▸ **Exercise directions**: Write each record again exactly as it stands.

-- start of Records for processing --

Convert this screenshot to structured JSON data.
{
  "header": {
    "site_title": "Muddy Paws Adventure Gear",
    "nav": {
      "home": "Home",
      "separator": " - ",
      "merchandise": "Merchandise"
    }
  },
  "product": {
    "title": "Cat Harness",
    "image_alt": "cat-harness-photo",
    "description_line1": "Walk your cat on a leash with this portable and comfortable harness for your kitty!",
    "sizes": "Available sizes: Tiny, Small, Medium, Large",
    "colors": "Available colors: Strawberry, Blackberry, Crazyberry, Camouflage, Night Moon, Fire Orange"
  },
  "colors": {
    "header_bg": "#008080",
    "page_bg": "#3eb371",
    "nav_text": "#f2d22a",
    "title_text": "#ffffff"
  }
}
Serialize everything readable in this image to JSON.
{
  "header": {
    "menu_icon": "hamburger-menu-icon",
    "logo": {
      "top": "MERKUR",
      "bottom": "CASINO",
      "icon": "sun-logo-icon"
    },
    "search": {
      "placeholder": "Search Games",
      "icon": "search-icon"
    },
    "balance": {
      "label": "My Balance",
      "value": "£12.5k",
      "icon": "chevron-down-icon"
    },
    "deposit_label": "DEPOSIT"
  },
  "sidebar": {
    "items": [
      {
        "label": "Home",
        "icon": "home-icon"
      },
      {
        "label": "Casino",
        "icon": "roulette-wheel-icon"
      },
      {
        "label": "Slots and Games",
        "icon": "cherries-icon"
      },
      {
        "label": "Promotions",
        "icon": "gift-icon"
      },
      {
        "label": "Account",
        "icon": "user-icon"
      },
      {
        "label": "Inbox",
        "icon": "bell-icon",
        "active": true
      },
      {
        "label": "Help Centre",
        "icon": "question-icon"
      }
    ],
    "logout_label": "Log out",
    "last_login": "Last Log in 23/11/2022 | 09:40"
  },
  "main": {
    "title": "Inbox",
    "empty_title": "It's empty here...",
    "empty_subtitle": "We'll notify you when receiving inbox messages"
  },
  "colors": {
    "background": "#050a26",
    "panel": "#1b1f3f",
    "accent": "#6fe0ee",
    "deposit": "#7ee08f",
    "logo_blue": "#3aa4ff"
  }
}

-- end of Records for processing --

▸ **Task output**:
Convert this screenshot to structured JSON data.
{
  "header": {
    "site_title": "Muddy Paws Adventure Gear",
    "nav": {
      "home": "Home",
      "separator": " - ",
      "merchandise": "Merchandise"
    }
  },
  "product": {
    "title": "Cat Harness",
    "image_alt": "cat-harness-photo",
    "description_line1": "Walk your cat on a leash with this portable and comfortable harness for your kitty!",
    "sizes": "Available sizes: Tiny, Small, Medium, Large",
    "colors": "Available colors: Strawberry, Blackberry, Crazyberry, Camouflage, Night Moon, Fire Orange"
  },
  "colors": {
    "header_bg": "#008080",
    "page_bg": "#3eb371",
    "nav_text": "#f2d22a",
    "title_text": "#ffffff"
  }
}
Serialize everything readable in this image to JSON.
{
  "header": {
    "menu_icon": "hamburger-menu-icon",
    "logo": {
      "top": "MERKUR",
      "bottom": "CASINO",
      "icon": "sun-logo-icon"
    },
    "search": {
      "placeholder": "Search Games",
      "icon": "search-icon"
    },
    "balance": {
      "label": "My Balance",
      "value": "£12.5k",
      "icon": "chevron-down-icon"
    },
    "deposit_label": "DEPOSIT"
  },
  "sidebar": {
    "items": [
      {
        "label": "Home",
        "icon": "home-icon"
      },
      {
        "label": "Casino",
        "icon": "roulette-wheel-icon"
      },
      {
        "label": "Slots and Games",
        "icon": "cherries-icon"
      },
      {
        "label": "Promotions",
        "icon": "gift-icon"
      },
      {
        "label": "Account",
        "icon": "user-icon"
      },
      {
        "label": "Inbox",
        "icon": "bell-icon",
        "active": true
      },
      {
        "label": "Help Centre",
        "icon": "question-icon"
      }
    ],
    "logout_label": "Log out",
    "last_login": "Last Log in 23/11/2022 | 09:40"
  },
  "main": {
    "title": "Inbox",
    "empty_title": "It's empty here...",
    "empty_subtitle": "We'll notify you when receiving inbox messages"
  },
  "colors": {
    "background": "#050a26",
    "panel": "#1b1f3f",
    "accent": "#6fe0ee",
    "deposit": "#7ee08f",
    "logo_blue": "#3aa4ff"
  }
}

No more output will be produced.